Short task ::
Copy out the listing that follows, exactly, without its pictures.

==== Records to process ====

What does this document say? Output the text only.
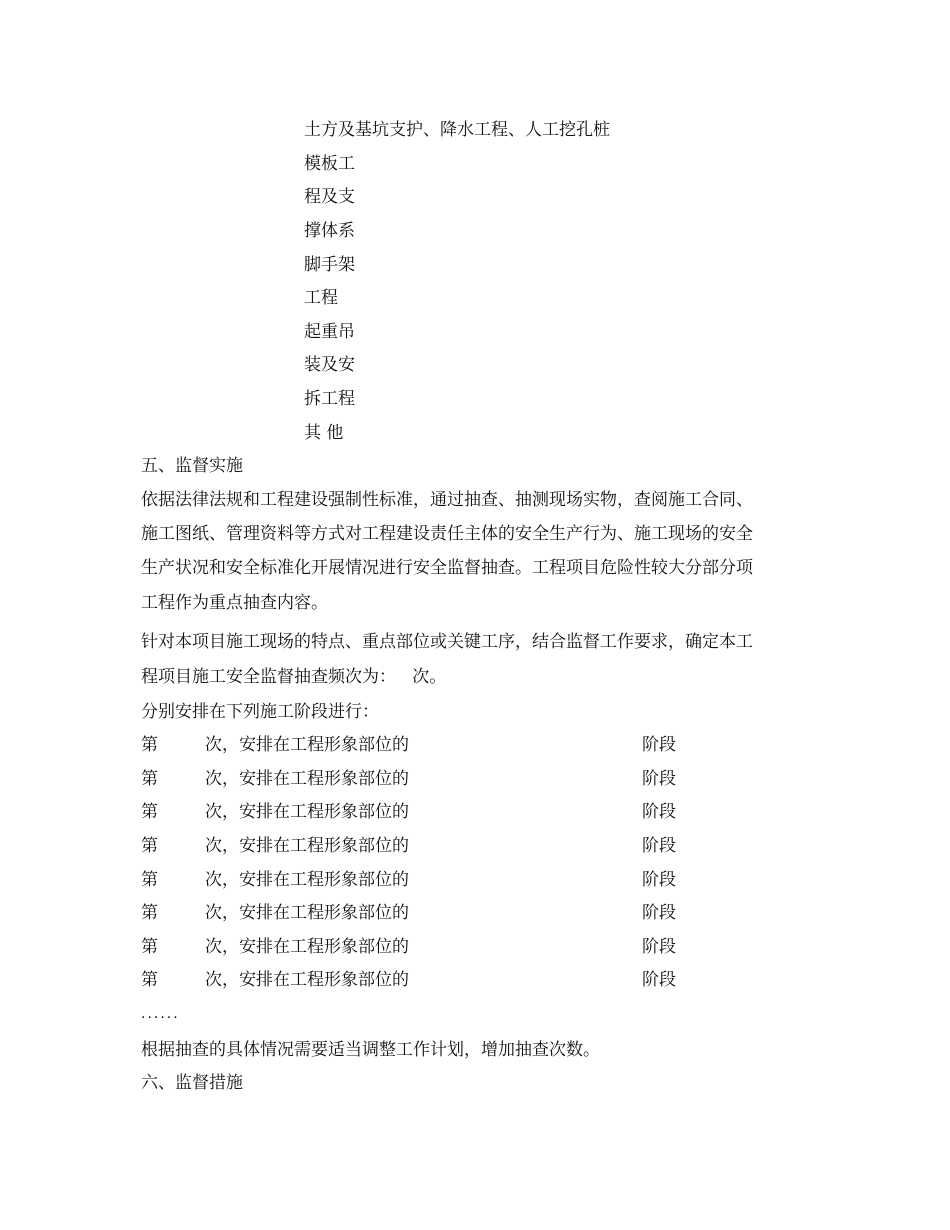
土方及基坑支护、降水工程、人工挖孔桩
模板工
程及支
撑体系
脚手架
工程
起重吊
装及安
拆工程
其 他
五、监督实施
依据法律法规和工程建设强制性标准，通过抽查、抽测现场实物，查阅施工合同、
施工图纸、管理资料等方式对工程建设责任主体的安全生产行为、施工现场的安全
生产状况和安全标准化开展情况进行安全监督抽查。工程项目危险性较大分部分项
工程作为重点抽查内容。
针对本项目施工现场的特点、重点部位或关键工序，结合监督工作要求，确定本工
程项目施工安全监督抽查频次为：   次。
分别安排在下列施工阶段进行：
第	次，安排在工程形象部位的	阶段
第	次，安排在工程形象部位的	阶段
第	次，安排在工程形象部位的	阶段
第	次，安排在工程形象部位的	阶段
第	次，安排在工程形象部位的	阶段
第	次，安排在工程形象部位的	阶段
第	次，安排在工程形象部位的	阶段
第	次，安排在工程形象部位的	阶段
......
根据抽查的具体情况需要适当调整工作计划，增加抽查次数。
六、监督措施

====

Exercise result ::
What does this document say? Output the text only.
土方及基坑支护、降水工程、人工挖孔桩
模板工
程及支
撑体系
脚手架
工程
起重吊
装及安
拆工程
其 他
五、监督实施
依据法律法规和工程建设强制性标准，通过抽查、抽测现场实物，查阅施工合同、
施工图纸、管理资料等方式对工程建设责任主体的安全生产行为、施工现场的安全
生产状况和安全标准化开展情况进行安全监督抽查。工程项目危险性较大分部分项
工程作为重点抽查内容。
针对本项目施工现场的特点、重点部位或关键工序，结合监督工作要求，确定本工
程项目施工安全监督抽查频次为：   次。
分别安排在下列施工阶段进行：
第	次，安排在工程形象部位的	阶段
第	次，安排在工程形象部位的	阶段
第	次，安排在工程形象部位的	阶段
第	次，安排在工程形象部位的	阶段
第	次，安排在工程形象部位的	阶段
第	次，安排在工程形象部位的	阶段
第	次，安排在工程形象部位的	阶段
第	次，安排在工程形象部位的	阶段
......
根据抽查的具体情况需要适当调整工作计划，增加抽查次数。
六、监督措施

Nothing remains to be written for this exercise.